Return all of the lines below exactly as they are.

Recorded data
━━━━
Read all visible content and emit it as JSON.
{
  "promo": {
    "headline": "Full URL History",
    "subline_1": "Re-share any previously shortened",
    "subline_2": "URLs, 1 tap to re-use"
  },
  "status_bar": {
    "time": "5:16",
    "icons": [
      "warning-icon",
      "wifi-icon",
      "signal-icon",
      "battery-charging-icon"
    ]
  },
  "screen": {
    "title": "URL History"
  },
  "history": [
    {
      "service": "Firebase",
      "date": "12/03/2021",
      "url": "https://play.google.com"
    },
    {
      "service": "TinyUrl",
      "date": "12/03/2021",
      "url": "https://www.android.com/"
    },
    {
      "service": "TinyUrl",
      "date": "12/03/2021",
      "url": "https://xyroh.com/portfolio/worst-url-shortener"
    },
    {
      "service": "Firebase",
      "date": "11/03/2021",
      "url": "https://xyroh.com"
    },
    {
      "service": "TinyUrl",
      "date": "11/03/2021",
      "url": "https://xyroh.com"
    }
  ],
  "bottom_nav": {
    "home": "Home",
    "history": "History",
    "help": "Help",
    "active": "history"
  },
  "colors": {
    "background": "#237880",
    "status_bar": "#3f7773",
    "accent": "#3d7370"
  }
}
━━━━
**EXPECTED ANSWER:**
Read all visible content and emit it as JSON.
{
  "promo": {
    "headline": "Full URL History",
    "subline_1": "Re-share any previously shortened",
    "subline_2": "URLs, 1 tap to re-use"
  },
  "status_bar": {
    "time": "5:16",
    "icons": [
      "warning-icon",
      "wifi-icon",
      "signal-icon",
      "battery-charging-icon"
    ]
  },
  "screen": {
    "title": "URL History"
  },
  "history": [
    {
      "service": "Firebase",
      "date": "12/03/2021",
      "url": "https://play.google.com"
    },
    {
      "service": "TinyUrl",
      "date": "12/03/2021",
      "url": "https://www.android.com/"
    },
    {
      "service": "TinyUrl",
      "date": "12/03/2021",
      "url": "https://xyroh.com/portfolio/worst-url-shortener"
    },
    {
      "service": "Firebase",
      "date": "11/03/2021",
      "url": "https://xyroh.com"
    },
    {
      "service": "TinyUrl",
      "date": "11/03/2021",
      "url": "https://xyroh.com"
    }
  ],
  "bottom_nav": {
    "home": "Home",
    "history": "History",
    "help": "Help",
    "active": "history"
  },
  "colors": {
    "background": "#237880",
    "status_bar": "#3f7773",
    "accent": "#3d7370"
  }
}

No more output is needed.